* [What you will do]: Under this task are some entries; return every one of them exactly.

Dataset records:
..........

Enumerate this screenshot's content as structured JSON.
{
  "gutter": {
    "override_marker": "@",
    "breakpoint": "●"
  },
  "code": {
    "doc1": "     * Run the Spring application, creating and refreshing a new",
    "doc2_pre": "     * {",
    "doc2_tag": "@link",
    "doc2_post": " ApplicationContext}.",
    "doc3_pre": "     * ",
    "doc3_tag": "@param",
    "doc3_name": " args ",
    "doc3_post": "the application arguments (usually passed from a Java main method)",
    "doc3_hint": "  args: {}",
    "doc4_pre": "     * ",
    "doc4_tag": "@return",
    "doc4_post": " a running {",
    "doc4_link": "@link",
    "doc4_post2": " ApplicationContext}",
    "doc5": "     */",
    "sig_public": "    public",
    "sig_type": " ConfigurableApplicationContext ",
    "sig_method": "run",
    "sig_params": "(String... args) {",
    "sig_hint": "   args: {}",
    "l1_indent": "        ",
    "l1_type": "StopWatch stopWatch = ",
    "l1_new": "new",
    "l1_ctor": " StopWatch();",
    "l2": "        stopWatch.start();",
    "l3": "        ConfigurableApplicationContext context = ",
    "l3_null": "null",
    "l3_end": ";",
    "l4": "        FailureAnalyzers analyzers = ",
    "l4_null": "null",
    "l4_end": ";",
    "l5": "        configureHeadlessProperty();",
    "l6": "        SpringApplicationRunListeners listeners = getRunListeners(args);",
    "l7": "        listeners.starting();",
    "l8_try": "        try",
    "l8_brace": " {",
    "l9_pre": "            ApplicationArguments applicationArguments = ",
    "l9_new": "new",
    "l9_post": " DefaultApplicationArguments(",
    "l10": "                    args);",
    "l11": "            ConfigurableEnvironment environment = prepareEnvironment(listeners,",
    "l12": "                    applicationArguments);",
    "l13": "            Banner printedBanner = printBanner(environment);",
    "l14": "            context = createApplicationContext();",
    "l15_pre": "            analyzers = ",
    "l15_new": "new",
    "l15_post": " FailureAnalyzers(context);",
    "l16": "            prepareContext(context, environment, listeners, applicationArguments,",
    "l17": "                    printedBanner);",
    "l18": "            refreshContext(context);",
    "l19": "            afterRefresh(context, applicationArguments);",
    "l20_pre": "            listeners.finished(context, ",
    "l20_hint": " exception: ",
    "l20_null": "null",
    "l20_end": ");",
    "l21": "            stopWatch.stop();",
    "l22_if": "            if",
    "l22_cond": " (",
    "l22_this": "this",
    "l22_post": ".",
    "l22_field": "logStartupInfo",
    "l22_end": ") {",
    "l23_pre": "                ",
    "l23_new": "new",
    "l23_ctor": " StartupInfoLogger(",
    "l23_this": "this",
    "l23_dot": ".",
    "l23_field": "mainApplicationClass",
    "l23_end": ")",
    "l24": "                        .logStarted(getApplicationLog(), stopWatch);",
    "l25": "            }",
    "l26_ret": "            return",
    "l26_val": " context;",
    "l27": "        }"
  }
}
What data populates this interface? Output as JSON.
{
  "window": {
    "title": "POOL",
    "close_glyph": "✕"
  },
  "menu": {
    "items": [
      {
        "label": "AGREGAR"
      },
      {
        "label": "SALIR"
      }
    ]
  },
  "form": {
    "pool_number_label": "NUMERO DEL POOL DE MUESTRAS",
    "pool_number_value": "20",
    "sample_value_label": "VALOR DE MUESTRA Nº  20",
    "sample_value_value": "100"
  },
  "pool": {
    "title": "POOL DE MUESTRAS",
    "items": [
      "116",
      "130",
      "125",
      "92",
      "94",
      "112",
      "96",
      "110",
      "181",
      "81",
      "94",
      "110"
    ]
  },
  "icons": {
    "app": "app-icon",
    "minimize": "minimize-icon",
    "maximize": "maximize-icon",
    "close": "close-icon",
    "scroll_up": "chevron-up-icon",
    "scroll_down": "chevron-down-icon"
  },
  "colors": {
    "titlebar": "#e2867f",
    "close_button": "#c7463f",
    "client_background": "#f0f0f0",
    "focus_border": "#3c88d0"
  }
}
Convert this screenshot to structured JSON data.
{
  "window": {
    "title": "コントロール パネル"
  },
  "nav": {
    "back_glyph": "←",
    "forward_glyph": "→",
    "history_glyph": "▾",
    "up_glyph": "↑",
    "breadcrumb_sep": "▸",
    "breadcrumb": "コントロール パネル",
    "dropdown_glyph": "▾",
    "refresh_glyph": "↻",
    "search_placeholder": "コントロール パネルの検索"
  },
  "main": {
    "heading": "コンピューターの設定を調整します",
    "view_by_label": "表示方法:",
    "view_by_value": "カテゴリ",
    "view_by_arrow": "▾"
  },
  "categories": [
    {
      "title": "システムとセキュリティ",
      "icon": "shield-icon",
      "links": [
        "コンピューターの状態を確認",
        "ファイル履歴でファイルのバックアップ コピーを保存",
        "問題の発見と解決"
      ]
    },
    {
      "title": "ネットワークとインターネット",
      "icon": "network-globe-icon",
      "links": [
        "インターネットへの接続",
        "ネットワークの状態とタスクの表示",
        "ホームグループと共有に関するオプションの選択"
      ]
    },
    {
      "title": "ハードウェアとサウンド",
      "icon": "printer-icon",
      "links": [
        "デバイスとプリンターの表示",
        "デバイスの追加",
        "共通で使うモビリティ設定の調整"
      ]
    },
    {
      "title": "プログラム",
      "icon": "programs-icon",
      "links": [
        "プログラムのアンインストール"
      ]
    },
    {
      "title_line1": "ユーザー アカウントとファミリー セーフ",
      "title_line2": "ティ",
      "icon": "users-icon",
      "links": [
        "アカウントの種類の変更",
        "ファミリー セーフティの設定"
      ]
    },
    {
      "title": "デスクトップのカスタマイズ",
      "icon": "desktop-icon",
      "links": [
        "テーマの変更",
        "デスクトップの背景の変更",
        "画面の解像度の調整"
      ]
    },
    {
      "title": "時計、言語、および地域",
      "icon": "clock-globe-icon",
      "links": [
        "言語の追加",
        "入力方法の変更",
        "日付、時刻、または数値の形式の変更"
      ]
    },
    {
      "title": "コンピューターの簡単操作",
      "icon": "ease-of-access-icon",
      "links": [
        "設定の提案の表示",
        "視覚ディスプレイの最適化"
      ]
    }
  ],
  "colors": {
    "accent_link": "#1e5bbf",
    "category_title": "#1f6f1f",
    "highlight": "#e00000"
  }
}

..........

* [Written answer]:
Enumerate this screenshot's content as structured JSON.
{
  "gutter": {
    "override_marker": "@",
    "breakpoint": "●"
  },
  "code": {
    "doc1": "     * Run the Spring application, creating and refreshing a new",
    "doc2_pre": "     * {",
    "doc2_tag": "@link",
    "doc2_post": " ApplicationContext}.",
    "doc3_pre": "     * ",
    "doc3_tag": "@param",
    "doc3_name": " args ",
    "doc3_post": "the application arguments (usually passed from a Java main method)",
    "doc3_hint": "  args: {}",
    "doc4_pre": "     * ",
    "doc4_tag": "@return",
    "doc4_post": " a running {",
    "doc4_link": "@link",
    "doc4_post2": " ApplicationContext}",
    "doc5": "     */",
    "sig_public": "    public",
    "sig_type": " ConfigurableApplicationContext ",
    "sig_method": "run",
    "sig_params": "(String... args) {",
    "sig_hint": "   args: {}",
    "l1_indent": "        ",
    "l1_type": "StopWatch stopWatch = ",
    "l1_new": "new",
    "l1_ctor": " StopWatch();",
    "l2": "        stopWatch.start();",
    "l3": "        ConfigurableApplicationContext context = ",
    "l3_null": "null",
    "l3_end": ";",
    "l4": "        FailureAnalyzers analyzers = ",
    "l4_null": "null",
    "l4_end": ";",
    "l5": "        configureHeadlessProperty();",
    "l6": "        SpringApplicationRunListeners listeners = getRunListeners(args);",
    "l7": "        listeners.starting();",
    "l8_try": "        try",
    "l8_brace": " {",
    "l9_pre": "            ApplicationArguments applicationArguments = ",
    "l9_new": "new",
    "l9_post": " DefaultApplicationArguments(",
    "l10": "                    args);",
    "l11": "            ConfigurableEnvironment environment = prepareEnvironment(listeners,",
    "l12": "                    applicationArguments);",
    "l13": "            Banner printedBanner = printBanner(environment);",
    "l14": "            context = createApplicationContext();",
    "l15_pre": "            analyzers = ",
    "l15_new": "new",
    "l15_post": " FailureAnalyzers(context);",
    "l16": "            prepareContext(context, environment, listeners, applicationArguments,",
    "l17": "                    printedBanner);",
    "l18": "            refreshContext(context);",
    "l19": "            afterRefresh(context, applicationArguments);",
    "l20_pre": "            listeners.finished(context, ",
    "l20_hint": " exception: ",
    "l20_null": "null",
    "l20_end": ");",
    "l21": "            stopWatch.stop();",
    "l22_if": "            if",
    "l22_cond": " (",
    "l22_this": "this",
    "l22_post": ".",
    "l22_field": "logStartupInfo",
    "l22_end": ") {",
    "l23_pre": "                ",
    "l23_new": "new",
    "l23_ctor": " StartupInfoLogger(",
    "l23_this": "this",
    "l23_dot": ".",
    "l23_field": "mainApplicationClass",
    "l23_end": ")",
    "l24": "                        .logStarted(getApplicationLog(), stopWatch);",
    "l25": "            }",
    "l26_ret": "            return",
    "l26_val": " context;",
    "l27": "        }"
  }
}
What data populates this interface? Output as JSON.
{
  "window": {
    "title": "POOL",
    "close_glyph": "✕"
  },
  "menu": {
    "items": [
      {
        "label": "AGREGAR"
      },
      {
        "label": "SALIR"
      }
    ]
  },
  "form": {
    "pool_number_label": "NUMERO DEL POOL DE MUESTRAS",
    "pool_number_value": "20",
    "sample_value_label": "VALOR DE MUESTRA Nº  20",
    "sample_value_value": "100"
  },
  "pool": {
    "title": "POOL DE MUESTRAS",
    "items": [
      "116",
      "130",
      "125",
      "92",
      "94",
      "112",
      "96",
      "110",
      "181",
      "81",
      "94",
      "110"
    ]
  },
  "icons": {
    "app": "app-icon",
    "minimize": "minimize-icon",
    "maximize": "maximize-icon",
    "close": "close-icon",
    "scroll_up": "chevron-up-icon",
    "scroll_down": "chevron-down-icon"
  },
  "colors": {
    "titlebar": "#e2867f",
    "close_button": "#c7463f",
    "client_background": "#f0f0f0",
    "focus_border": "#3c88d0"
  }
}
Convert this screenshot to structured JSON data.
{
  "window": {
    "title": "コントロール パネル"
  },
  "nav": {
    "back_glyph": "←",
    "forward_glyph": "→",
    "history_glyph": "▾",
    "up_glyph": "↑",
    "breadcrumb_sep": "▸",
    "breadcrumb": "コントロール パネル",
    "dropdown_glyph": "▾",
    "refresh_glyph": "↻",
    "search_placeholder": "コントロール パネルの検索"
  },
  "main": {
    "heading": "コンピューターの設定を調整します",
    "view_by_label": "表示方法:",
    "view_by_value": "カテゴリ",
    "view_by_arrow": "▾"
  },
  "categories": [
    {
      "title": "システムとセキュリティ",
      "icon": "shield-icon",
      "links": [
        "コンピューターの状態を確認",
        "ファイル履歴でファイルのバックアップ コピーを保存",
        "問題の発見と解決"
      ]
    },
    {
      "title": "ネットワークとインターネット",
      "icon": "network-globe-icon",
      "links": [
        "インターネットへの接続",
        "ネットワークの状態とタスクの表示",
        "ホームグループと共有に関するオプションの選択"
      ]
    },
    {
      "title": "ハードウェアとサウンド",
      "icon": "printer-icon",
      "links": [
        "デバイスとプリンターの表示",
        "デバイスの追加",
        "共通で使うモビリティ設定の調整"
      ]
    },
    {
      "title": "プログラム",
      "icon": "programs-icon",
      "links": [
        "プログラムのアンインストール"
      ]
    },
    {
      "title_line1": "ユーザー アカウントとファミリー セーフ",
      "title_line2": "ティ",
      "icon": "users-icon",
      "links": [
        "アカウントの種類の変更",
        "ファミリー セーフティの設定"
      ]
    },
    {
      "title": "デスクトップのカスタマイズ",
      "icon": "desktop-icon",
      "links": [
        "テーマの変更",
        "デスクトップの背景の変更",
        "画面の解像度の調整"
      ]
    },
    {
      "title": "時計、言語、および地域",
      "icon": "clock-globe-icon",
      "links": [
        "言語の追加",
        "入力方法の変更",
        "日付、時刻、または数値の形式の変更"
      ]
    },
    {
      "title": "コンピューターの簡単操作",
      "icon": "ease-of-access-icon",
      "links": [
        "設定の提案の表示",
        "視覚ディスプレイの最適化"
      ]
    }
  ],
  "colors": {
    "accent_link": "#1e5bbf",
    "category_title": "#1f6f1f",
    "highlight": "#e00000"
  }
}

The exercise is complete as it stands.